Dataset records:
▽
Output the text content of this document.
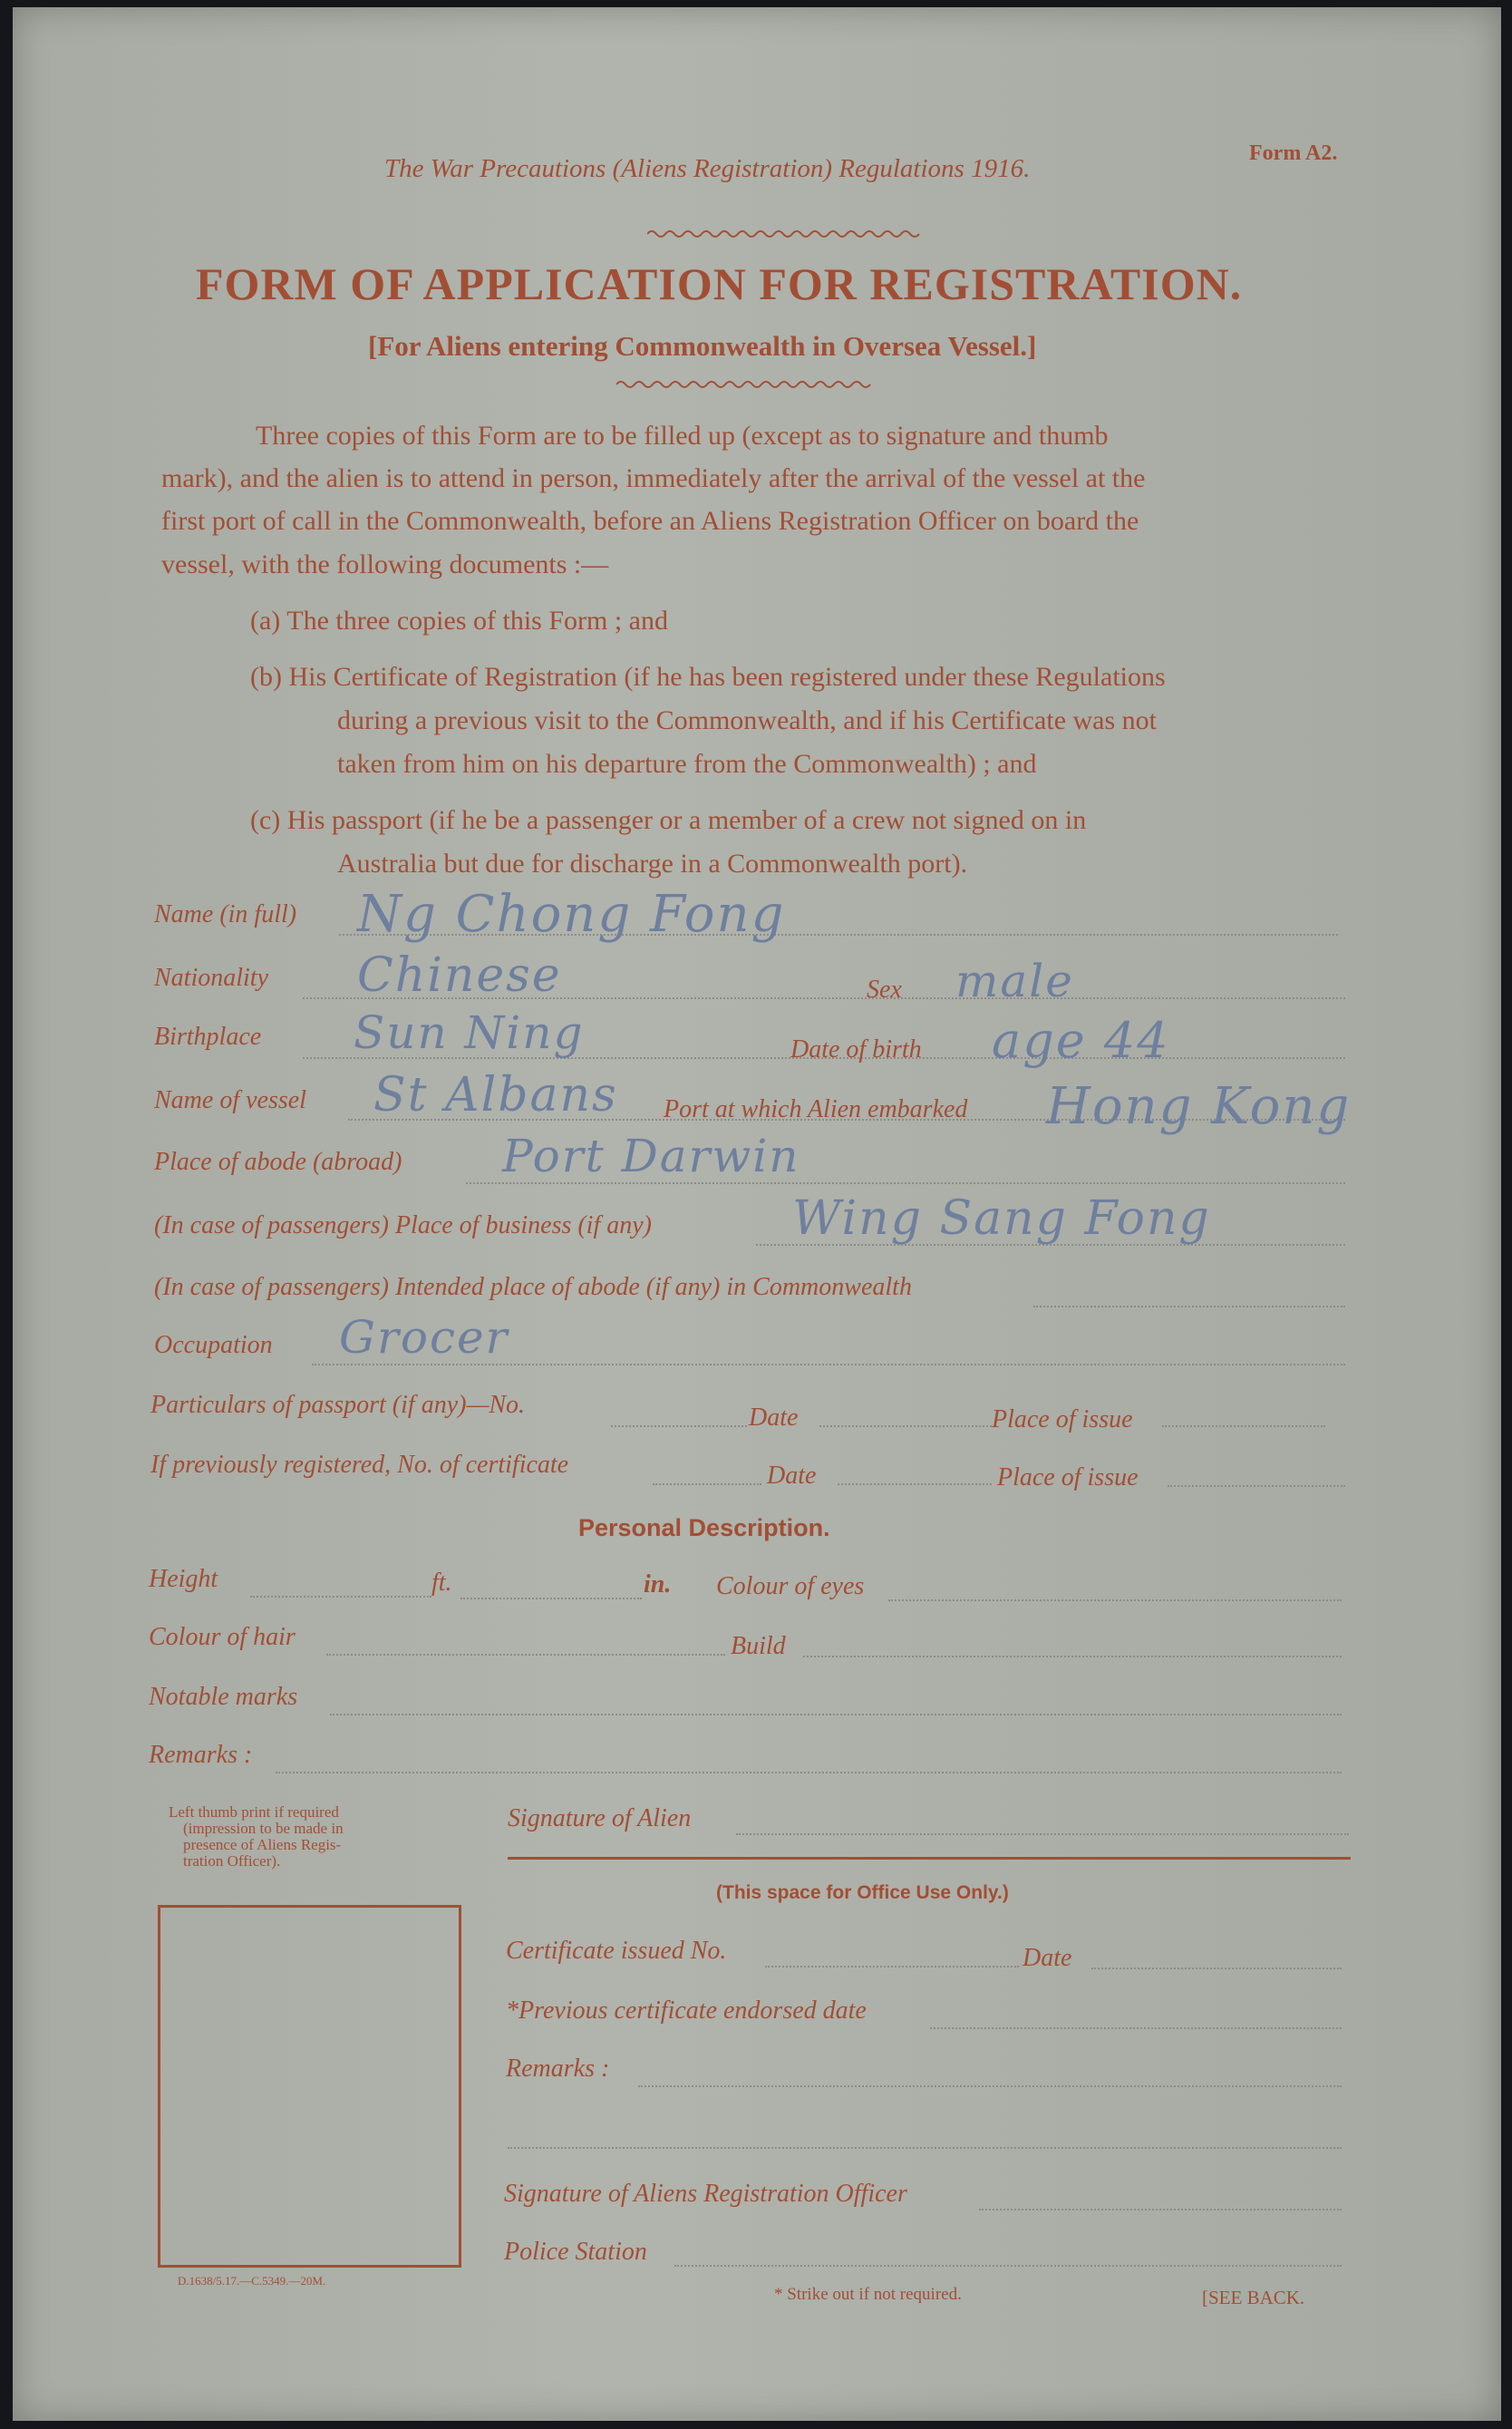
The War Precautions (Aliens Registration) Regulations 1916.
Form A2.
FORM OF APPLICATION FOR REGISTRATION.
[For Aliens entering Commonwealth in Oversea Vessel.]
Three copies of this Form are to be filled up (except as to signature and thumb
mark), and the alien is to attend in person, immediately after the arrival of the vessel at the
first port of call in the Commonwealth, before an Aliens Registration Officer on board the
vessel, with the following documents :—
(a) The three copies of this Form ; and
(b) His Certificate of Registration (if he has been registered under these Regulations
during a previous visit to the Commonwealth, and if his Certificate was not
taken from him on his departure from the Commonwealth) ; and
(c) His passport (if he be a passenger or a member of a crew not signed on in
Australia but due for discharge in a Commonwealth port).
Name (in full) Ng Chong Fong
Nationality Chinese	Sex male
Birthplace Sun Ning	Date of birth age 44
Name of vessel St Albans Port at which Alien embarked Hong Kong
Place of abode (abroad) Port Darwin
(In case of passengers) Place of business (if any)	Wing Sang Fong
(In case of passengers) Intended place of abode (if any) in Commonwealth
Occupation Grocer
Particulars of passport (if any)—No.	Date	Place of issue
If previously registered, No. of certificate	Date	Place of issue
Personal Description.
Height	ft.	in. Colour of eyes
Colour of hair	Build
Notable marks
Remarks :
Left thumb print if required
(impression to be made in
presence of Aliens Regis-
tration Officer).
D.1638/5.17.—C.5349.—20M.
Signature of Alien
(This space for Office Use Only.)
Certificate issued No.	Date
*Previous certificate endorsed date
Remarks :
Signature of Aliens Registration Officer
Police Station
* Strike out if not required.	[SEE BACK.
△
Your answer should be a single number: the count of lines in the material above that contain "Colour".

Solved exercise: 2